WRITTEN PROBLEM: Make an exact copy of the records, with the images left out.

DATA SECTION:
────────
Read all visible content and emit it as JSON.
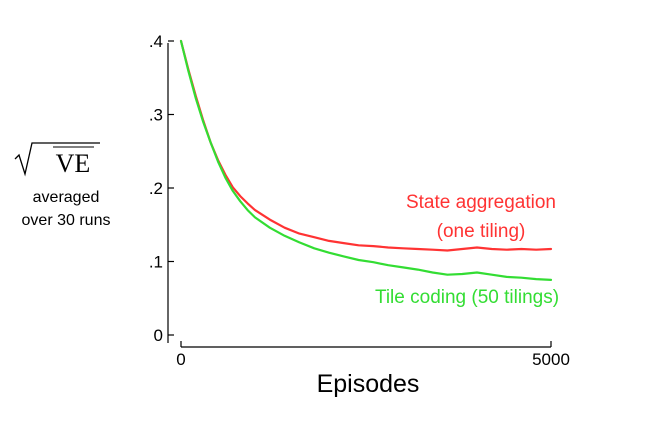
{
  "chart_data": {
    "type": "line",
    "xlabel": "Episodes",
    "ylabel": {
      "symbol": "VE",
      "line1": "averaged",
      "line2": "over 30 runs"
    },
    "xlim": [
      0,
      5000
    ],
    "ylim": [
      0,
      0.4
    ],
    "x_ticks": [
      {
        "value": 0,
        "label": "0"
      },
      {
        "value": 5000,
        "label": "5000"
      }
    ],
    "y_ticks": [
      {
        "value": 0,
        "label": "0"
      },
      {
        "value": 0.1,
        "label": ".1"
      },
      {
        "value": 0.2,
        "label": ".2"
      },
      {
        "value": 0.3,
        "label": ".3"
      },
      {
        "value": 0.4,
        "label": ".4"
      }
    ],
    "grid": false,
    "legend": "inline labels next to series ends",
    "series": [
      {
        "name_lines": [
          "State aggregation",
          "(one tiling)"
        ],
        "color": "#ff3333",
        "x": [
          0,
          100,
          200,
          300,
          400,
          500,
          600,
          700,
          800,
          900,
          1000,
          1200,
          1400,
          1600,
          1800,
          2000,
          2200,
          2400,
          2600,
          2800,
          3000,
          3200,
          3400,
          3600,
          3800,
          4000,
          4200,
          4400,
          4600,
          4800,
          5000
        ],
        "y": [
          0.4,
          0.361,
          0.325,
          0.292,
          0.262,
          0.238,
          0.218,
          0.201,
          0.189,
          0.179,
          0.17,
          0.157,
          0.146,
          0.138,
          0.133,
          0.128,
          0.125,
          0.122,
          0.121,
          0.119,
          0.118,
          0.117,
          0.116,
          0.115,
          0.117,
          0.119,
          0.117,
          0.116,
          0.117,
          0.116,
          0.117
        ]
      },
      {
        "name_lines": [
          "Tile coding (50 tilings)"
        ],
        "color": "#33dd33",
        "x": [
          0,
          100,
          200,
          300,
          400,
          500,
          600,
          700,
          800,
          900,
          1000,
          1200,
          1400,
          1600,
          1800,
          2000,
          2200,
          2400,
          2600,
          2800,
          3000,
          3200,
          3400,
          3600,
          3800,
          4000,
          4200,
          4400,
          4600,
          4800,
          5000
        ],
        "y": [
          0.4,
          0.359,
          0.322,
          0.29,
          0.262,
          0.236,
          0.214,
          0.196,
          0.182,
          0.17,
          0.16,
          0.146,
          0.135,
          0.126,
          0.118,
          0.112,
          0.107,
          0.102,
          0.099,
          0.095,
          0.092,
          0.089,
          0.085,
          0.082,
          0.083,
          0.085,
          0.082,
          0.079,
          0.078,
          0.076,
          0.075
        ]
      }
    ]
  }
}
────────
FINISHED EXERCISE:
Read all visible content and emit it as JSON.
{
  "chart_data": {
    "type": "line",
    "xlabel": "Episodes",
    "ylabel": {
      "symbol": "VE",
      "line1": "averaged",
      "line2": "over 30 runs"
    },
    "xlim": [
      0,
      5000
    ],
    "ylim": [
      0,
      0.4
    ],
    "x_ticks": [
      {
        "value": 0,
        "label": "0"
      },
      {
        "value": 5000,
        "label": "5000"
      }
    ],
    "y_ticks": [
      {
        "value": 0,
        "label": "0"
      },
      {
        "value": 0.1,
        "label": ".1"
      },
      {
        "value": 0.2,
        "label": ".2"
      },
      {
        "value": 0.3,
        "label": ".3"
      },
      {
        "value": 0.4,
        "label": ".4"
      }
    ],
    "grid": false,
    "legend": "inline labels next to series ends",
    "series": [
      {
        "name_lines": [
          "State aggregation",
          "(one tiling)"
        ],
        "color": "#ff3333",
        "x": [
          0,
          100,
          200,
          300,
          400,
          500,
          600,
          700,
          800,
          900,
          1000,
          1200,
          1400,
          1600,
          1800,
          2000,
          2200,
          2400,
          2600,
          2800,
          3000,
          3200,
          3400,
          3600,
          3800,
          4000,
          4200,
          4400,
          4600,
          4800,
          5000
        ],
        "y": [
          0.4,
          0.361,
          0.325,
          0.292,
          0.262,
          0.238,
          0.218,
          0.201,
          0.189,
          0.179,
          0.17,
          0.157,
          0.146,
          0.138,
          0.133,
          0.128,
          0.125,
          0.122,
          0.121,
          0.119,
          0.118,
          0.117,
          0.116,
          0.115,
          0.117,
          0.119,
          0.117,
          0.116,
          0.117,
          0.116,
          0.117
        ]
      },
      {
        "name_lines": [
          "Tile coding (50 tilings)"
        ],
        "color": "#33dd33",
        "x": [
          0,
          100,
          200,
          300,
          400,
          500,
          600,
          700,
          800,
          900,
          1000,
          1200,
          1400,
          1600,
          1800,
          2000,
          2200,
          2400,
          2600,
          2800,
          3000,
          3200,
          3400,
          3600,
          3800,
          4000,
          4200,
          4400,
          4600,
          4800,
          5000
        ],
        "y": [
          0.4,
          0.359,
          0.322,
          0.29,
          0.262,
          0.236,
          0.214,
          0.196,
          0.182,
          0.17,
          0.16,
          0.146,
          0.135,
          0.126,
          0.118,
          0.112,
          0.107,
          0.102,
          0.099,
          0.095,
          0.092,
          0.089,
          0.085,
          0.082,
          0.083,
          0.085,
          0.082,
          0.079,
          0.078,
          0.076,
          0.075
        ]
      }
    ]
  }
}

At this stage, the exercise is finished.